## [TASK]
Wherever the string "message" occurs in a line of these records, report that line.

## [EXCERPTED DATA]
---

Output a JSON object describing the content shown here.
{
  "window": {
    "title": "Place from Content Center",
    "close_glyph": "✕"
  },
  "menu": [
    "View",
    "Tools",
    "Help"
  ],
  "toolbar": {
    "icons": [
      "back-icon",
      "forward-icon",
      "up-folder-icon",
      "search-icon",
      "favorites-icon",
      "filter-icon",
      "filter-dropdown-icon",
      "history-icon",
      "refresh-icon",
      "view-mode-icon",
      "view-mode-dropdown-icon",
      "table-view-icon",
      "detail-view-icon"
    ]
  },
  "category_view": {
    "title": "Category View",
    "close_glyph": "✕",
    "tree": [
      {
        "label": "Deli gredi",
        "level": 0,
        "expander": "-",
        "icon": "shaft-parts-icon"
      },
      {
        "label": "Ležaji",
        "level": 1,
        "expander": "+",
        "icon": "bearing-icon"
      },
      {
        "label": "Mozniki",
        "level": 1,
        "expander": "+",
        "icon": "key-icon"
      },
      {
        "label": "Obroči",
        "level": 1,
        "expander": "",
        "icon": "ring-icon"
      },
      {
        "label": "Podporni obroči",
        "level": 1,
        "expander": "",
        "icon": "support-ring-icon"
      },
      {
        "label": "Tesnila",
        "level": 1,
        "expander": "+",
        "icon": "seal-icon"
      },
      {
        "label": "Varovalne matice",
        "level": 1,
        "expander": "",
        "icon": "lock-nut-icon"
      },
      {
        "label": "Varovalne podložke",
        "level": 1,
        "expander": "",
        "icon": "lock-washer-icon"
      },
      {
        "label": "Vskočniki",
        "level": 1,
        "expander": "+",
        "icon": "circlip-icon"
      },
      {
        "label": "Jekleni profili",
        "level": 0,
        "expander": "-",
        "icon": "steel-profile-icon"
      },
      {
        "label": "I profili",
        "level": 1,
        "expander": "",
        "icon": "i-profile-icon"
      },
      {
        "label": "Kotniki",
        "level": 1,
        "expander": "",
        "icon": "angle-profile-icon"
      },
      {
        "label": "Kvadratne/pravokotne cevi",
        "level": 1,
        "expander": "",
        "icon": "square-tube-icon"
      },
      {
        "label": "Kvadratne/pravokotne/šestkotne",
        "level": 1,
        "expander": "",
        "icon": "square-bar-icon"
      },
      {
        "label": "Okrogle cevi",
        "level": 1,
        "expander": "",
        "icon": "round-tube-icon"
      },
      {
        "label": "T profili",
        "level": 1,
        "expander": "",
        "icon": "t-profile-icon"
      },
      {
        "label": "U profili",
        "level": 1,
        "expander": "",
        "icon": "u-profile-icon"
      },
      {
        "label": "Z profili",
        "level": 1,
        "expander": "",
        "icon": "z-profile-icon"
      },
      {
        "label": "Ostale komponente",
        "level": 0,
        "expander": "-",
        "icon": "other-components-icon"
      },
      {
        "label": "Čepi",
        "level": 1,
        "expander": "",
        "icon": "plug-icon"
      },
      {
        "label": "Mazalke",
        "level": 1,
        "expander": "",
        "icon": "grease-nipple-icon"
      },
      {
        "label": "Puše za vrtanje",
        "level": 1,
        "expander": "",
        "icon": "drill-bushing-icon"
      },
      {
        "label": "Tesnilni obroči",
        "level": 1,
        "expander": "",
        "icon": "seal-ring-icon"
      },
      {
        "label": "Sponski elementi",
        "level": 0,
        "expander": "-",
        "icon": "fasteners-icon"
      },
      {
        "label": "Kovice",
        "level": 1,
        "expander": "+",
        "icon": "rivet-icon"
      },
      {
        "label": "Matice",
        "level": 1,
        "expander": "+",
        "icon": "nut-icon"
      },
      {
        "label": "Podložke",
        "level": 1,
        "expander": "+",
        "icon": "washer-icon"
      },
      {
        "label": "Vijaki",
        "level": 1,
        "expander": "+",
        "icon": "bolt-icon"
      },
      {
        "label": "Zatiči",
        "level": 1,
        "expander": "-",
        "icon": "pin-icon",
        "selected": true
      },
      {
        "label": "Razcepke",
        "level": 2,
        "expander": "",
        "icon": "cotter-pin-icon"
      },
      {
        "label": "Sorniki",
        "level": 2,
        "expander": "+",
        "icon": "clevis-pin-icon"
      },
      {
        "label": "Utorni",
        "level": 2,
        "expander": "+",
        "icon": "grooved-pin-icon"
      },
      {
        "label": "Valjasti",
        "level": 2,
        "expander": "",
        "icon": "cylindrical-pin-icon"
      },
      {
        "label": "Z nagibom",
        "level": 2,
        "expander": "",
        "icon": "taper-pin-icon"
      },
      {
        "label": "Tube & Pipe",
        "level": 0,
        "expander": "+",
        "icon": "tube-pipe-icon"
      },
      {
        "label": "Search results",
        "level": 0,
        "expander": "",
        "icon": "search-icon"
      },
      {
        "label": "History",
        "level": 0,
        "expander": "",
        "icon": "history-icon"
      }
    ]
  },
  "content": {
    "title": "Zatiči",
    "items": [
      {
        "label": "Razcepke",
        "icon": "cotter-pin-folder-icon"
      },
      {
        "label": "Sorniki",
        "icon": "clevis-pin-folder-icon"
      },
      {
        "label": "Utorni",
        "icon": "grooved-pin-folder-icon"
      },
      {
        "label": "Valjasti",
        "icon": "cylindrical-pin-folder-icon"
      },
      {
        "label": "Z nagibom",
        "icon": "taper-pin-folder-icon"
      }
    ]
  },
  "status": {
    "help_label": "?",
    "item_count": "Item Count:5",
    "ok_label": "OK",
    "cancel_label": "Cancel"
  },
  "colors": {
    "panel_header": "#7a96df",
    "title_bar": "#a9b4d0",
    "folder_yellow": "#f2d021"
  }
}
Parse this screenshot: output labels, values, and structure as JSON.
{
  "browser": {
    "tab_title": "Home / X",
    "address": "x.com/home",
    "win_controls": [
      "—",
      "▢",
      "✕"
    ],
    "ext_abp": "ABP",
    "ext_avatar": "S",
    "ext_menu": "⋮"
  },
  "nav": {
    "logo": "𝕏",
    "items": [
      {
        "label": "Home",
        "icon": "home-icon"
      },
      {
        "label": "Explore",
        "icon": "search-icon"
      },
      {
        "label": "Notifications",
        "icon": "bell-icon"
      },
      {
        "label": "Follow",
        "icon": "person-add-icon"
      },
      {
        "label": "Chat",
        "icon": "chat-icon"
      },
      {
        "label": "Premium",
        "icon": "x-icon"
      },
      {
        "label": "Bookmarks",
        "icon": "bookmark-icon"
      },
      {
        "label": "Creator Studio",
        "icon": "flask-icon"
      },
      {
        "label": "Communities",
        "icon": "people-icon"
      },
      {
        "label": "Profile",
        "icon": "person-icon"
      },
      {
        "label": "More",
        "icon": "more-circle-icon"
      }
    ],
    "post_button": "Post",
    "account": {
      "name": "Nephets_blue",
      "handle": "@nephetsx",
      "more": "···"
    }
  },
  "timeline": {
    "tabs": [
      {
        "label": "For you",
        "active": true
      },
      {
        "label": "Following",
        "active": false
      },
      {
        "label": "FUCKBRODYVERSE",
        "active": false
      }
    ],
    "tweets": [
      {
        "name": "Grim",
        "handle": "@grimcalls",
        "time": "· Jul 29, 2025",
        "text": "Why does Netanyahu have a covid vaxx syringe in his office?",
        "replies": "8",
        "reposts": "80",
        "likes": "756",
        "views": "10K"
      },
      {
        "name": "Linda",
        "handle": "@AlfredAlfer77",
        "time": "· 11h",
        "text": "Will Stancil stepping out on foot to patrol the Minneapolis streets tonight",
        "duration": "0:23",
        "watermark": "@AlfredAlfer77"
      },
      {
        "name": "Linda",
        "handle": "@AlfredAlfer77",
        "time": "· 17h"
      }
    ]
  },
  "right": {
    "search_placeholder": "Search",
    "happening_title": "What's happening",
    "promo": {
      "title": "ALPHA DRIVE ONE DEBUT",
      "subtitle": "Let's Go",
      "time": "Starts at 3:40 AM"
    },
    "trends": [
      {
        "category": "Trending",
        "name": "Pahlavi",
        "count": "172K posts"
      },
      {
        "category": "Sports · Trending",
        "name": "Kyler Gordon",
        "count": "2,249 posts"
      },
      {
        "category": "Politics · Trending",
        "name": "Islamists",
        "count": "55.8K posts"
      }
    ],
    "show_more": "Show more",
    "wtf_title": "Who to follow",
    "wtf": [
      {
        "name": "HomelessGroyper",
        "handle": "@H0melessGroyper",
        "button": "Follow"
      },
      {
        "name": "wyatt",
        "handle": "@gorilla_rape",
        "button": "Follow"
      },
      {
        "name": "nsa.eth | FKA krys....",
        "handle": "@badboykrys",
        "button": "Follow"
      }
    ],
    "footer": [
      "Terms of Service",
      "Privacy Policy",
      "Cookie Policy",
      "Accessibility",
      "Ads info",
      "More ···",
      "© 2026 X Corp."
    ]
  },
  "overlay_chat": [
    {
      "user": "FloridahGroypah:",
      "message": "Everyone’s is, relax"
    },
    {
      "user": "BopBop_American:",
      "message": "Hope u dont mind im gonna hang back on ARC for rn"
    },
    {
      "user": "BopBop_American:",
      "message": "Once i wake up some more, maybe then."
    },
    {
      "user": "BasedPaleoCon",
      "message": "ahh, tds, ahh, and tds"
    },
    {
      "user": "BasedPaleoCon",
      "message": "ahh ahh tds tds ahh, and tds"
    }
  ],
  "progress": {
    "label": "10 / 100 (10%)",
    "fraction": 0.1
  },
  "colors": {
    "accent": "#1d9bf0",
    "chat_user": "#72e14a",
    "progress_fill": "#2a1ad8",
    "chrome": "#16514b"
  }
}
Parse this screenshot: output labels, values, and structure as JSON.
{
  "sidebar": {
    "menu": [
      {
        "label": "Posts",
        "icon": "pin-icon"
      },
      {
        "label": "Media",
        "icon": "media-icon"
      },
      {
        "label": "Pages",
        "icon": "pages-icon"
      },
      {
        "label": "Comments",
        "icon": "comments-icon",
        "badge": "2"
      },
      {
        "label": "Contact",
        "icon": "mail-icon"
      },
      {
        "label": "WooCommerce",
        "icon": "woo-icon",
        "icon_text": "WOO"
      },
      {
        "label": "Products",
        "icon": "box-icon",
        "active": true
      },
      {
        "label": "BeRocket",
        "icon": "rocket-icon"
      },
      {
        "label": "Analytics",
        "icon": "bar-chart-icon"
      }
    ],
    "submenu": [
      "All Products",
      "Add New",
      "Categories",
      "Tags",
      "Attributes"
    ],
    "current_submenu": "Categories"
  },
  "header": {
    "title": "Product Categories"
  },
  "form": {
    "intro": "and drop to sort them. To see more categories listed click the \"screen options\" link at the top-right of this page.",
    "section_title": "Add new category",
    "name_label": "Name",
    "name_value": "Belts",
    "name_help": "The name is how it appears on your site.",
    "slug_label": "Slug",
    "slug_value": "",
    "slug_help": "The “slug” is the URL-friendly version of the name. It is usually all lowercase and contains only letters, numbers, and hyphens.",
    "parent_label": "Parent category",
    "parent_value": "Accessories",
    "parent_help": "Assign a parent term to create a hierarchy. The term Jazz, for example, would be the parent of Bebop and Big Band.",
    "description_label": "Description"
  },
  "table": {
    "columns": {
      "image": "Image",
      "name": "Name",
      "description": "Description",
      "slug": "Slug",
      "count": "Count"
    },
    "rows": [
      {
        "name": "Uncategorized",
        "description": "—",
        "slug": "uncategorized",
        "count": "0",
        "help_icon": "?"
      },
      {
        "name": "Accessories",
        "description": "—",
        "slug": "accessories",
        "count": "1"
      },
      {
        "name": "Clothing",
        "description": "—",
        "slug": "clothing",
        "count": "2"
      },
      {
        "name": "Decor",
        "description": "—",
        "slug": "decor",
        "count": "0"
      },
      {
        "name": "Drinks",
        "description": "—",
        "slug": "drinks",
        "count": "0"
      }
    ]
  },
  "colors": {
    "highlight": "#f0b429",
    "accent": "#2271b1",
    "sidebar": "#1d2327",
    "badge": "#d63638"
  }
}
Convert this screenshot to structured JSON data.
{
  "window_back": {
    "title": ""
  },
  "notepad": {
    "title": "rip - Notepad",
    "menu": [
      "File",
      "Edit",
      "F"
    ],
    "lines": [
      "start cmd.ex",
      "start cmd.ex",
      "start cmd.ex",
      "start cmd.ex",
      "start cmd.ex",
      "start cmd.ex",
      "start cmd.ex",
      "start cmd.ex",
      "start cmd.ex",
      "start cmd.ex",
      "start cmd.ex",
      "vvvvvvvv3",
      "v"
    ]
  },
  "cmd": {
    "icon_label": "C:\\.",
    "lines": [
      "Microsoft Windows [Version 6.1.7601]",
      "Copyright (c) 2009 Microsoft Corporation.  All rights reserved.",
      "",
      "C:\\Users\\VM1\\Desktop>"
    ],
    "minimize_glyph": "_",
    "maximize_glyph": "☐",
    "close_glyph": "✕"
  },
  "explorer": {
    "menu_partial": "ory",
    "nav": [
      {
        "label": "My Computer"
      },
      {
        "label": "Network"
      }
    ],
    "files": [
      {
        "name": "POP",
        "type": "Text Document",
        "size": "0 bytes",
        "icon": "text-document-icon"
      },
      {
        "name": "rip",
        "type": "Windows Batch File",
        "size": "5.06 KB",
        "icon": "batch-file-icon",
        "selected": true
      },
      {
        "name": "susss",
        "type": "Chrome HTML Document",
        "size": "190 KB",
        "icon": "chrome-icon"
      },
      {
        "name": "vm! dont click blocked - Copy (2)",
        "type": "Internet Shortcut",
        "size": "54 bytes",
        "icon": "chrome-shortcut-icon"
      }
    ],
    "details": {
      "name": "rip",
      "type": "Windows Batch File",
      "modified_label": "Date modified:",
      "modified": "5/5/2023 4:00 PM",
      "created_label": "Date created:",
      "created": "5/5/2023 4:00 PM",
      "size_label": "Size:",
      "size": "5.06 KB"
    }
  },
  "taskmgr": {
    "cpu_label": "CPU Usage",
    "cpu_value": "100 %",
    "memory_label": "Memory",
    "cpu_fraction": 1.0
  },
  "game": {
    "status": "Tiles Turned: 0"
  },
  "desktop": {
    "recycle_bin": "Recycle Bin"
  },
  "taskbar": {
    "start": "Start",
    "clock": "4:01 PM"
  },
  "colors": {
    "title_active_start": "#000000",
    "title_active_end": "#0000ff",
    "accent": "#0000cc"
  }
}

---

## [TASK OUTPUT]
      "message": "Everyone’s is, relax"
      "message": "Hope u dont mind im gonna hang back on ARC for rn"
      "message": "Once i wake up some more, maybe then."
      "message": "ahh, tds, ahh, and tds"
      "message": "ahh ahh tds tds ahh, and tds"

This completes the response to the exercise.